**RECORDS FOR THE TASK**
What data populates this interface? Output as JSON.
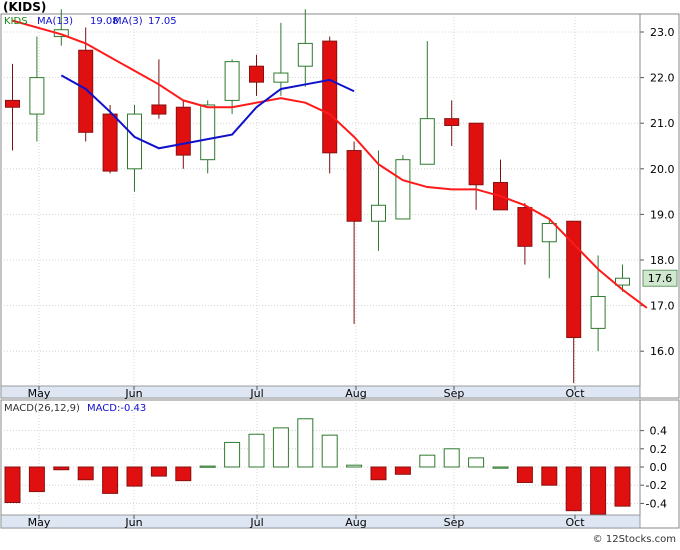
{
  "colors": {
    "bear_fill": "#e01010",
    "bull_fill": "#ffffff",
    "bull_edge": "#2f7a2f",
    "bear_edge": "#8a1010",
    "ma_slow": "#ff1a1a",
    "ma_fast": "#1111cc",
    "price_badge_bg": "#cfe8cf",
    "axis_band": "#dde6f2",
    "grid": "#cccccc"
  },
  "chart_data": [
    {
      "type": "candlestick",
      "title": "(KIDS)",
      "legend": [
        {
          "text": "KIDS",
          "color": "#1a8a1a"
        },
        {
          "text": "MA(13)",
          "color": "#1111cc"
        },
        {
          "text": "19.08",
          "color": "#1111cc"
        },
        {
          "text": "MA(3)",
          "color": "#1111cc"
        },
        {
          "text": "17.05",
          "color": "#1111cc"
        }
      ],
      "ylim": [
        15.0,
        23.8
      ],
      "yticks": [
        16.0,
        17.0,
        18.0,
        19.0,
        20.0,
        21.0,
        22.0,
        23.0
      ],
      "ytick_labels": [
        "16.0",
        "17.0",
        "18.0",
        "19.0",
        "20.0",
        "21.0",
        "22.0",
        "23.0"
      ],
      "x_month_labels": [
        "May",
        "Jun",
        "Jul",
        "Aug",
        "Sep",
        "Oct"
      ],
      "x_month_index": [
        1,
        5,
        10,
        14,
        18,
        23
      ],
      "last_price_label": "17.6",
      "last_price": 17.6,
      "ohlc": [
        {
          "o": 21.5,
          "h": 22.3,
          "l": 20.4,
          "c": 21.35
        },
        {
          "o": 21.2,
          "h": 22.9,
          "l": 20.6,
          "c": 22.0
        },
        {
          "o": 22.9,
          "h": 23.5,
          "l": 22.7,
          "c": 23.05
        },
        {
          "o": 22.6,
          "h": 23.1,
          "l": 20.6,
          "c": 20.8
        },
        {
          "o": 21.2,
          "h": 21.4,
          "l": 19.9,
          "c": 19.95
        },
        {
          "o": 20.0,
          "h": 21.4,
          "l": 19.5,
          "c": 21.2
        },
        {
          "o": 21.4,
          "h": 22.4,
          "l": 21.1,
          "c": 21.2
        },
        {
          "o": 21.35,
          "h": 21.5,
          "l": 20.0,
          "c": 20.3
        },
        {
          "o": 20.2,
          "h": 21.5,
          "l": 19.9,
          "c": 21.4
        },
        {
          "o": 21.5,
          "h": 22.4,
          "l": 21.2,
          "c": 22.35
        },
        {
          "o": 22.25,
          "h": 22.5,
          "l": 21.6,
          "c": 21.9
        },
        {
          "o": 21.9,
          "h": 23.2,
          "l": 21.6,
          "c": 22.1
        },
        {
          "o": 22.25,
          "h": 23.5,
          "l": 21.8,
          "c": 22.75
        },
        {
          "o": 22.8,
          "h": 22.9,
          "l": 19.9,
          "c": 20.35
        },
        {
          "o": 20.4,
          "h": 20.6,
          "l": 16.6,
          "c": 18.85
        },
        {
          "o": 18.85,
          "h": 20.4,
          "l": 18.2,
          "c": 19.2
        },
        {
          "o": 18.9,
          "h": 20.3,
          "l": 18.9,
          "c": 20.2
        },
        {
          "o": 20.1,
          "h": 22.8,
          "l": 20.1,
          "c": 21.1
        },
        {
          "o": 21.1,
          "h": 21.5,
          "l": 20.5,
          "c": 20.95
        },
        {
          "o": 21.0,
          "h": 21.0,
          "l": 19.1,
          "c": 19.65
        },
        {
          "o": 19.7,
          "h": 20.2,
          "l": 19.1,
          "c": 19.1
        },
        {
          "o": 19.15,
          "h": 19.25,
          "l": 17.9,
          "c": 18.3
        },
        {
          "o": 18.4,
          "h": 18.9,
          "l": 17.6,
          "c": 18.8
        },
        {
          "o": 18.85,
          "h": 18.85,
          "l": 15.3,
          "c": 16.3
        },
        {
          "o": 16.5,
          "h": 18.1,
          "l": 16.0,
          "c": 17.2
        },
        {
          "o": 17.45,
          "h": 17.9,
          "l": 17.3,
          "c": 17.6
        }
      ],
      "ma_slow": [
        23.25,
        23.1,
        22.95,
        22.75,
        22.45,
        22.15,
        21.85,
        21.5,
        21.35,
        21.35,
        21.45,
        21.55,
        21.45,
        21.2,
        20.7,
        20.1,
        19.75,
        19.6,
        19.55,
        19.55,
        19.4,
        19.2,
        18.9,
        18.35,
        17.8,
        17.35,
        16.95
      ],
      "ma_fast": [
        null,
        null,
        22.05,
        21.75,
        21.25,
        20.7,
        20.45,
        20.55,
        20.65,
        20.75,
        21.35,
        21.75,
        21.85,
        21.95,
        21.7,
        21.15,
        20.35,
        19.55,
        19.45,
        20.25,
        20.85,
        20.3,
        19.25,
        18.45,
        17.7,
        17.1,
        16.6
      ],
      "ma_fast_index": [
        null,
        null,
        2,
        3,
        4.8,
        5.8,
        6.8,
        7.8,
        8.8,
        9.5,
        10.5,
        11.5,
        12.4,
        null,
        null,
        null,
        null,
        null,
        null,
        null,
        null,
        null,
        null,
        null,
        null,
        null,
        null
      ]
    },
    {
      "type": "bar",
      "title": "MACD(26,12,9)",
      "legend": [
        {
          "text": "MACD(26,12,9)",
          "color": "#333333"
        },
        {
          "text": "MACD:-0.43",
          "color": "#1111cc"
        }
      ],
      "ylim": [
        -0.52,
        0.55
      ],
      "yticks": [
        0.4,
        0.2,
        0.0,
        -0.2,
        -0.4
      ],
      "ytick_labels": [
        "0.4",
        "0.2",
        "0.0",
        "-0.2",
        "-0.4"
      ],
      "x_month_labels": [
        "May",
        "Jun",
        "Jul",
        "Aug",
        "Sep",
        "Oct"
      ],
      "values": [
        -0.39,
        -0.27,
        -0.03,
        -0.14,
        -0.29,
        -0.21,
        -0.1,
        -0.15,
        0.01,
        0.27,
        0.36,
        0.43,
        0.53,
        0.35,
        0.02,
        -0.14,
        -0.08,
        0.13,
        0.2,
        0.1,
        0.0,
        -0.17,
        -0.2,
        -0.48,
        -0.52,
        -0.43
      ]
    }
  ]
}
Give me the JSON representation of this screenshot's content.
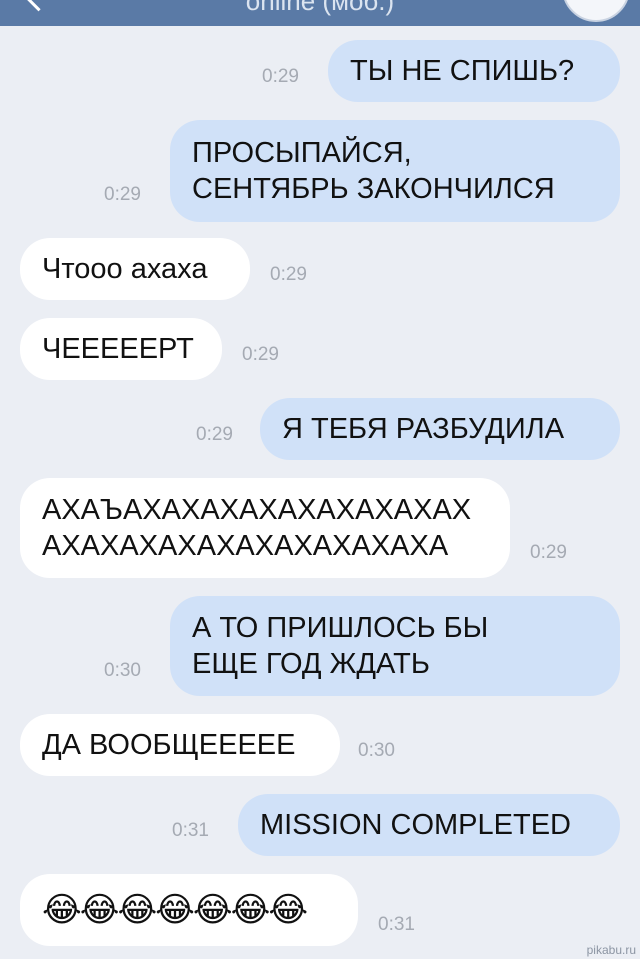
{
  "header": {
    "status": "online (моб.)"
  },
  "messages": [
    {
      "dir": "out",
      "text": "ТЫ НЕ СПИШЬ?",
      "time": "0:29"
    },
    {
      "dir": "out",
      "text": "ПРОСЫПАЙСЯ,\nСЕНТЯБРЬ ЗАКОНЧИЛСЯ",
      "time": "0:29"
    },
    {
      "dir": "in",
      "text": "Чтооо ахаха",
      "time": "0:29"
    },
    {
      "dir": "in",
      "text": "ЧЕЕЕЕЕРТ",
      "time": "0:29"
    },
    {
      "dir": "out",
      "text": "Я ТЕБЯ РАЗБУДИЛА",
      "time": "0:29"
    },
    {
      "dir": "in",
      "text": "АХАЪАХАХАХАХАХАХАХАХАХ\nАХАХАХАХАХАХАХАХАХАХА",
      "time": "0:29"
    },
    {
      "dir": "out",
      "text": "А ТО ПРИШЛОСЬ БЫ\nЕЩЕ ГОД ЖДАТЬ",
      "time": "0:30"
    },
    {
      "dir": "in",
      "text": "ДА ВООБЩЕЕЕЕЕ",
      "time": "0:30"
    },
    {
      "dir": "out",
      "text": "MISSION COMPLETED",
      "time": "0:31"
    },
    {
      "dir": "in",
      "text": "😂😂😂😂😂😂😂",
      "time": "0:31"
    }
  ],
  "watermark": "pikabu.ru"
}
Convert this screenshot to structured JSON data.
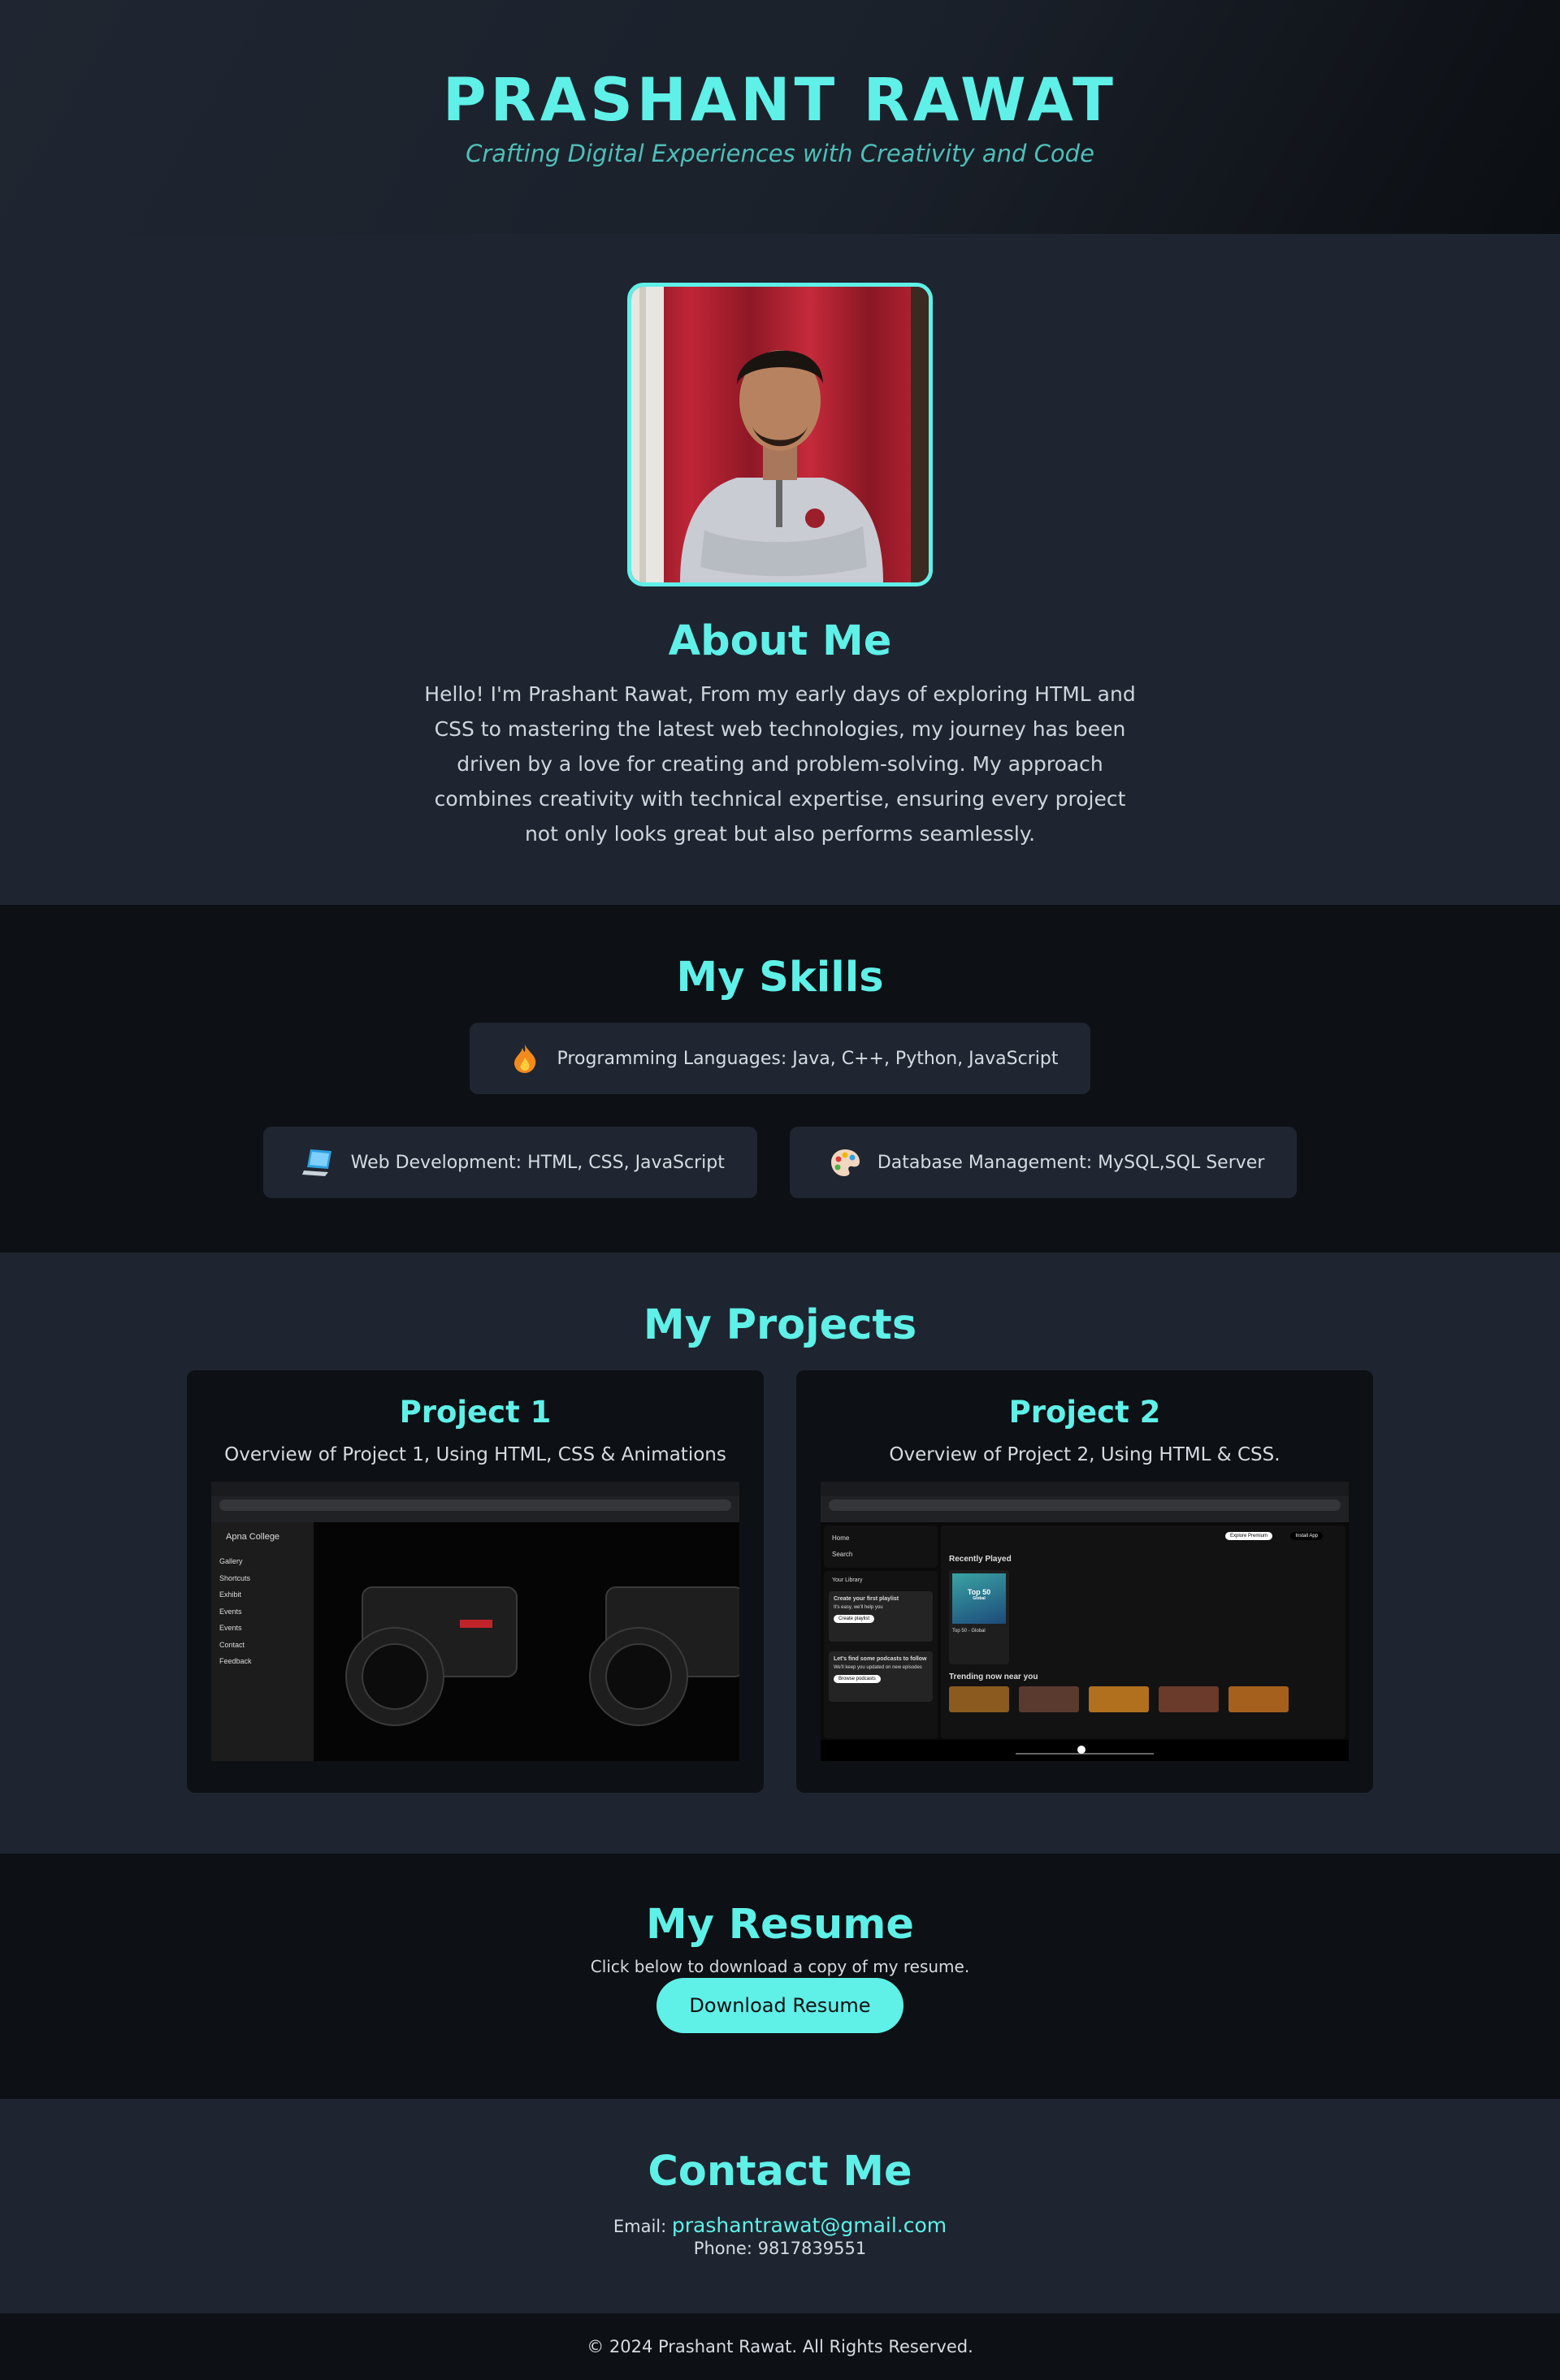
{
  "header": {
    "name": "PRASHANT RAWAT",
    "tagline": "Crafting Digital Experiences with Creativity and Code"
  },
  "about": {
    "title": "About Me",
    "text": "Hello! I'm Prashant Rawat, From my early days of exploring HTML and CSS to mastering the latest web technologies, my journey has been driven by a love for creating and problem-solving. My approach combines creativity with technical expertise, ensuring every project not only looks great but also performs seamlessly."
  },
  "skills": {
    "title": "My Skills",
    "items": [
      {
        "icon": "fire-icon",
        "label": "Programming Languages: Java, C++, Python, JavaScript"
      },
      {
        "icon": "laptop-icon",
        "label": "Web Development: HTML, CSS, JavaScript"
      },
      {
        "icon": "palette-icon",
        "label": "Database Management: MySQL,SQL Server"
      }
    ]
  },
  "projects": {
    "title": "My Projects",
    "items": [
      {
        "title": "Project 1",
        "desc": "Overview of Project 1, Using HTML, CSS & Animations",
        "screenshot": {
          "brand": "Apna College",
          "menu": [
            "Gallery",
            "Shortcuts",
            "Exhibit",
            "Events",
            "Events",
            "Contact",
            "Feedback"
          ]
        }
      },
      {
        "title": "Project 2",
        "desc": "Overview of Project 2, Using HTML & CSS.",
        "screenshot": {
          "nav": [
            "Home",
            "Search"
          ],
          "library": "Your Library",
          "box1_title": "Create your first playlist",
          "box1_sub": "It's easy, we'll help you",
          "box1_btn": "Create playlist",
          "box2_title": "Let's find some podcasts to follow",
          "box2_sub": "We'll keep you updated on new episodes",
          "box2_btn": "Browse podcasts",
          "recent": "Recently Played",
          "album": "Top 50",
          "album_sub": "Global",
          "album_title": "Top 50 - Global",
          "trending": "Trending now near you",
          "explore": "Explore Premium",
          "install": "Install App"
        }
      }
    ]
  },
  "resume": {
    "title": "My Resume",
    "text": "Click below to download a copy of my resume.",
    "button": "Download Resume"
  },
  "contact": {
    "title": "Contact Me",
    "email_label": "Email:",
    "email": "prashantrawat@gmail.com",
    "phone": "Phone: 9817839551"
  },
  "footer": {
    "text": "© 2024 Prashant Rawat. All Rights Reserved."
  },
  "colors": {
    "accent": "#5ff0e8",
    "dark": "#0d1014",
    "panel": "#1e2530"
  }
}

**DIRECTIONS**
Within the listing above, find every line containing the string "screenshot" and return it.

**OUTPUT OF THE TASK**
Give me the JSON representation of this screenshot's content.
Convert this screenshot to structured JSON data.
        "screenshot": {
        "screenshot": {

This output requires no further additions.